◆ Work to complete:
Your copy of the material must match it exactly, except that pictures are dropped.

Some records:
——

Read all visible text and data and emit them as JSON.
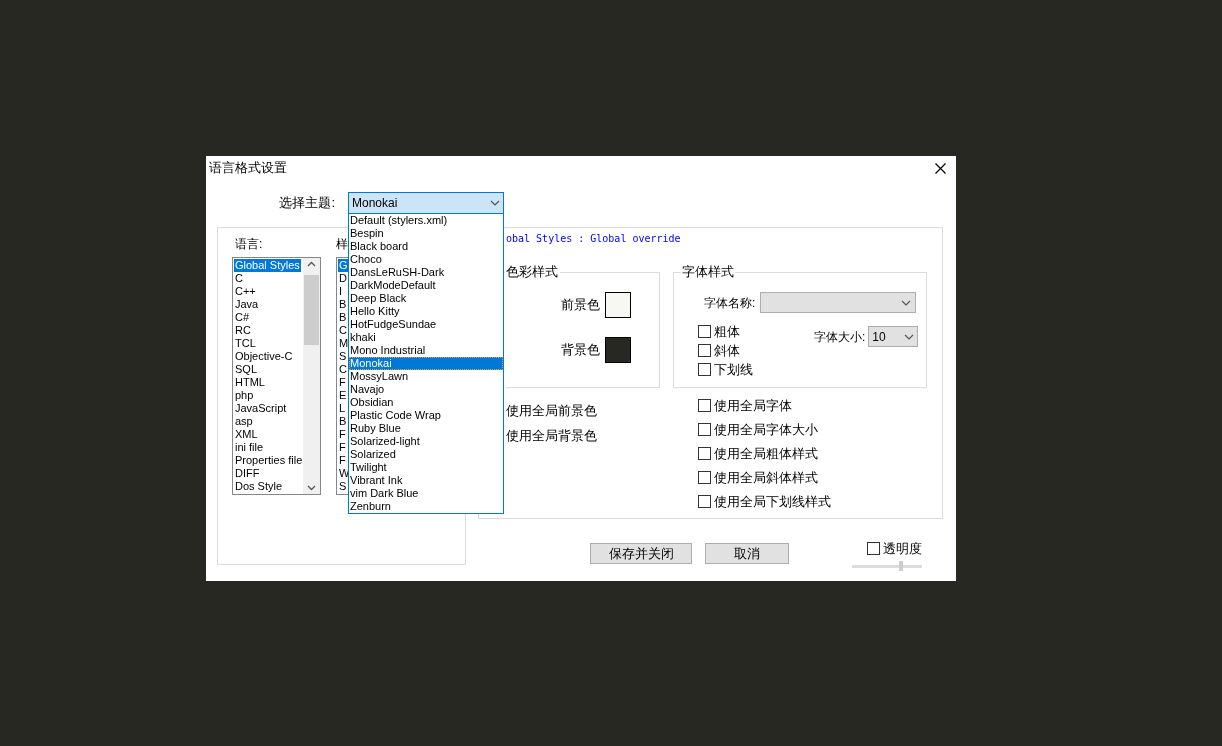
{
  "window": {
    "title": "语言格式设置"
  },
  "theme": {
    "label": "选择主题:",
    "value": "Monokai",
    "expanded": true,
    "options": [
      {
        "label": "Default (stylers.xml)",
        "selected": false
      },
      {
        "label": "Bespin",
        "selected": false
      },
      {
        "label": "Black board",
        "selected": false
      },
      {
        "label": "Choco",
        "selected": false
      },
      {
        "label": "DansLeRuSH-Dark",
        "selected": false
      },
      {
        "label": "DarkModeDefault",
        "selected": false
      },
      {
        "label": "Deep Black",
        "selected": false
      },
      {
        "label": "Hello Kitty",
        "selected": false
      },
      {
        "label": "HotFudgeSundae",
        "selected": false
      },
      {
        "label": "khaki",
        "selected": false
      },
      {
        "label": "Mono Industrial",
        "selected": false
      },
      {
        "label": "Monokai",
        "selected": true
      },
      {
        "label": "MossyLawn",
        "selected": false
      },
      {
        "label": "Navajo",
        "selected": false
      },
      {
        "label": "Obsidian",
        "selected": false
      },
      {
        "label": "Plastic Code Wrap",
        "selected": false
      },
      {
        "label": "Ruby Blue",
        "selected": false
      },
      {
        "label": "Solarized-light",
        "selected": false
      },
      {
        "label": "Solarized",
        "selected": false
      },
      {
        "label": "Twilight",
        "selected": false
      },
      {
        "label": "Vibrant Ink",
        "selected": false
      },
      {
        "label": "vim Dark Blue",
        "selected": false
      },
      {
        "label": "Zenburn",
        "selected": false
      }
    ]
  },
  "languages": {
    "label": "语言:",
    "items": [
      {
        "label": "Global Styles",
        "selected": true
      },
      {
        "label": "C",
        "selected": false
      },
      {
        "label": "C++",
        "selected": false
      },
      {
        "label": "Java",
        "selected": false
      },
      {
        "label": "C#",
        "selected": false
      },
      {
        "label": "RC",
        "selected": false
      },
      {
        "label": "TCL",
        "selected": false
      },
      {
        "label": "Objective-C",
        "selected": false
      },
      {
        "label": "SQL",
        "selected": false
      },
      {
        "label": "HTML",
        "selected": false
      },
      {
        "label": "php",
        "selected": false
      },
      {
        "label": "JavaScript",
        "selected": false
      },
      {
        "label": "asp",
        "selected": false
      },
      {
        "label": "XML",
        "selected": false
      },
      {
        "label": "ini file",
        "selected": false
      },
      {
        "label": "Properties file",
        "selected": false
      },
      {
        "label": "DIFF",
        "selected": false
      },
      {
        "label": "Dos Style",
        "selected": false
      }
    ]
  },
  "styles": {
    "label": "样",
    "items": [
      {
        "label": "G",
        "selected": true
      },
      {
        "label": "D",
        "selected": false
      },
      {
        "label": "I",
        "selected": false
      },
      {
        "label": "B",
        "selected": false
      },
      {
        "label": "B",
        "selected": false
      },
      {
        "label": "C",
        "selected": false
      },
      {
        "label": "M",
        "selected": false
      },
      {
        "label": "S",
        "selected": false
      },
      {
        "label": "C",
        "selected": false
      },
      {
        "label": "F",
        "selected": false
      },
      {
        "label": "E",
        "selected": false
      },
      {
        "label": "L",
        "selected": false
      },
      {
        "label": "B",
        "selected": false
      },
      {
        "label": "F",
        "selected": false
      },
      {
        "label": "F",
        "selected": false
      },
      {
        "label": "F",
        "selected": false
      },
      {
        "label": "W",
        "selected": false
      },
      {
        "label": "S",
        "selected": false
      }
    ]
  },
  "style_header": "obal Styles : Global override",
  "color_group": {
    "title": "色彩样式",
    "foreground": {
      "label": "前景色",
      "color": "#f8f8f2"
    },
    "background": {
      "label": "背景色",
      "color": "#272822"
    }
  },
  "font_group": {
    "title": "字体样式",
    "font_name": {
      "label": "字体名称:",
      "disabled": true
    },
    "options": [
      {
        "label": "粗体",
        "checked": false
      },
      {
        "label": "斜体",
        "checked": false
      },
      {
        "label": "下划线",
        "checked": false
      }
    ],
    "font_size": {
      "label": "字体大小:",
      "value": "10"
    }
  },
  "global_color_options": [
    "使用全局前景色",
    "使用全局背景色"
  ],
  "global_font_options": [
    {
      "label": "使用全局字体",
      "checked": false
    },
    {
      "label": "使用全局字体大小",
      "checked": false
    },
    {
      "label": "使用全局粗体样式",
      "checked": false
    },
    {
      "label": "使用全局斜体样式",
      "checked": false
    },
    {
      "label": "使用全局下划线样式",
      "checked": false
    }
  ],
  "buttons": [
    "保存并关闭",
    "取消"
  ],
  "transparency": {
    "label": "透明度",
    "checked": false,
    "level": 0.7
  }
}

——

◆ Answer to this exercise:
Read all visible text and data and emit them as JSON.
{
  "window": {
    "title": "语言格式设置"
  },
  "theme": {
    "label": "选择主题:",
    "value": "Monokai",
    "expanded": true,
    "options": [
      {
        "label": "Default (stylers.xml)",
        "selected": false
      },
      {
        "label": "Bespin",
        "selected": false
      },
      {
        "label": "Black board",
        "selected": false
      },
      {
        "label": "Choco",
        "selected": false
      },
      {
        "label": "DansLeRuSH-Dark",
        "selected": false
      },
      {
        "label": "DarkModeDefault",
        "selected": false
      },
      {
        "label": "Deep Black",
        "selected": false
      },
      {
        "label": "Hello Kitty",
        "selected": false
      },
      {
        "label": "HotFudgeSundae",
        "selected": false
      },
      {
        "label": "khaki",
        "selected": false
      },
      {
        "label": "Mono Industrial",
        "selected": false
      },
      {
        "label": "Monokai",
        "selected": true
      },
      {
        "label": "MossyLawn",
        "selected": false
      },
      {
        "label": "Navajo",
        "selected": false
      },
      {
        "label": "Obsidian",
        "selected": false
      },
      {
        "label": "Plastic Code Wrap",
        "selected": false
      },
      {
        "label": "Ruby Blue",
        "selected": false
      },
      {
        "label": "Solarized-light",
        "selected": false
      },
      {
        "label": "Solarized",
        "selected": false
      },
      {
        "label": "Twilight",
        "selected": false
      },
      {
        "label": "Vibrant Ink",
        "selected": false
      },
      {
        "label": "vim Dark Blue",
        "selected": false
      },
      {
        "label": "Zenburn",
        "selected": false
      }
    ]
  },
  "languages": {
    "label": "语言:",
    "items": [
      {
        "label": "Global Styles",
        "selected": true
      },
      {
        "label": "C",
        "selected": false
      },
      {
        "label": "C++",
        "selected": false
      },
      {
        "label": "Java",
        "selected": false
      },
      {
        "label": "C#",
        "selected": false
      },
      {
        "label": "RC",
        "selected": false
      },
      {
        "label": "TCL",
        "selected": false
      },
      {
        "label": "Objective-C",
        "selected": false
      },
      {
        "label": "SQL",
        "selected": false
      },
      {
        "label": "HTML",
        "selected": false
      },
      {
        "label": "php",
        "selected": false
      },
      {
        "label": "JavaScript",
        "selected": false
      },
      {
        "label": "asp",
        "selected": false
      },
      {
        "label": "XML",
        "selected": false
      },
      {
        "label": "ini file",
        "selected": false
      },
      {
        "label": "Properties file",
        "selected": false
      },
      {
        "label": "DIFF",
        "selected": false
      },
      {
        "label": "Dos Style",
        "selected": false
      }
    ]
  },
  "styles": {
    "label": "样",
    "items": [
      {
        "label": "G",
        "selected": true
      },
      {
        "label": "D",
        "selected": false
      },
      {
        "label": "I",
        "selected": false
      },
      {
        "label": "B",
        "selected": false
      },
      {
        "label": "B",
        "selected": false
      },
      {
        "label": "C",
        "selected": false
      },
      {
        "label": "M",
        "selected": false
      },
      {
        "label": "S",
        "selected": false
      },
      {
        "label": "C",
        "selected": false
      },
      {
        "label": "F",
        "selected": false
      },
      {
        "label": "E",
        "selected": false
      },
      {
        "label": "L",
        "selected": false
      },
      {
        "label": "B",
        "selected": false
      },
      {
        "label": "F",
        "selected": false
      },
      {
        "label": "F",
        "selected": false
      },
      {
        "label": "F",
        "selected": false
      },
      {
        "label": "W",
        "selected": false
      },
      {
        "label": "S",
        "selected": false
      }
    ]
  },
  "style_header": "obal Styles : Global override",
  "color_group": {
    "title": "色彩样式",
    "foreground": {
      "label": "前景色",
      "color": "#f8f8f2"
    },
    "background": {
      "label": "背景色",
      "color": "#272822"
    }
  },
  "font_group": {
    "title": "字体样式",
    "font_name": {
      "label": "字体名称:",
      "disabled": true
    },
    "options": [
      {
        "label": "粗体",
        "checked": false
      },
      {
        "label": "斜体",
        "checked": false
      },
      {
        "label": "下划线",
        "checked": false
      }
    ],
    "font_size": {
      "label": "字体大小:",
      "value": "10"
    }
  },
  "global_color_options": [
    "使用全局前景色",
    "使用全局背景色"
  ],
  "global_font_options": [
    {
      "label": "使用全局字体",
      "checked": false
    },
    {
      "label": "使用全局字体大小",
      "checked": false
    },
    {
      "label": "使用全局粗体样式",
      "checked": false
    },
    {
      "label": "使用全局斜体样式",
      "checked": false
    },
    {
      "label": "使用全局下划线样式",
      "checked": false
    }
  ],
  "buttons": [
    "保存并关闭",
    "取消"
  ],
  "transparency": {
    "label": "透明度",
    "checked": false,
    "level": 0.7
  }
}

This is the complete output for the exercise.